* _Problem details_:
Every record below is to be retyped exactly.

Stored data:
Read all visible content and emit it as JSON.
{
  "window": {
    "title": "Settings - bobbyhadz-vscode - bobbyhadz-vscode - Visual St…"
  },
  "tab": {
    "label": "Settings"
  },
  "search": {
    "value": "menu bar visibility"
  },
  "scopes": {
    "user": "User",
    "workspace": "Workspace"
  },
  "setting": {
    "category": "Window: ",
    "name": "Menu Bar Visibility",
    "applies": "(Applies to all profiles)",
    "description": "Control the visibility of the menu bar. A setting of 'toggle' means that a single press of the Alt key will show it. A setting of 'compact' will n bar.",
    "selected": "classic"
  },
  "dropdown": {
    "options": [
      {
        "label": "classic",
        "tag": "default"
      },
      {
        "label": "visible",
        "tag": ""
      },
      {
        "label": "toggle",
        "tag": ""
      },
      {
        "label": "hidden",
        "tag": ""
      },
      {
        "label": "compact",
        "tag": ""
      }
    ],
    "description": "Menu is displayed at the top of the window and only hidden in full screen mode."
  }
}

* _Response to the task_:
Read all visible content and emit it as JSON.
{
  "window": {
    "title": "Settings - bobbyhadz-vscode - bobbyhadz-vscode - Visual St…"
  },
  "tab": {
    "label": "Settings"
  },
  "search": {
    "value": "menu bar visibility"
  },
  "scopes": {
    "user": "User",
    "workspace": "Workspace"
  },
  "setting": {
    "category": "Window: ",
    "name": "Menu Bar Visibility",
    "applies": "(Applies to all profiles)",
    "description": "Control the visibility of the menu bar. A setting of 'toggle' means that a single press of the Alt key will show it. A setting of 'compact' will n bar.",
    "selected": "classic"
  },
  "dropdown": {
    "options": [
      {
        "label": "classic",
        "tag": "default"
      },
      {
        "label": "visible",
        "tag": ""
      },
      {
        "label": "toggle",
        "tag": ""
      },
      {
        "label": "hidden",
        "tag": ""
      },
      {
        "label": "compact",
        "tag": ""
      }
    ],
    "description": "Menu is displayed at the top of the window and only hidden in full screen mode."
  }
}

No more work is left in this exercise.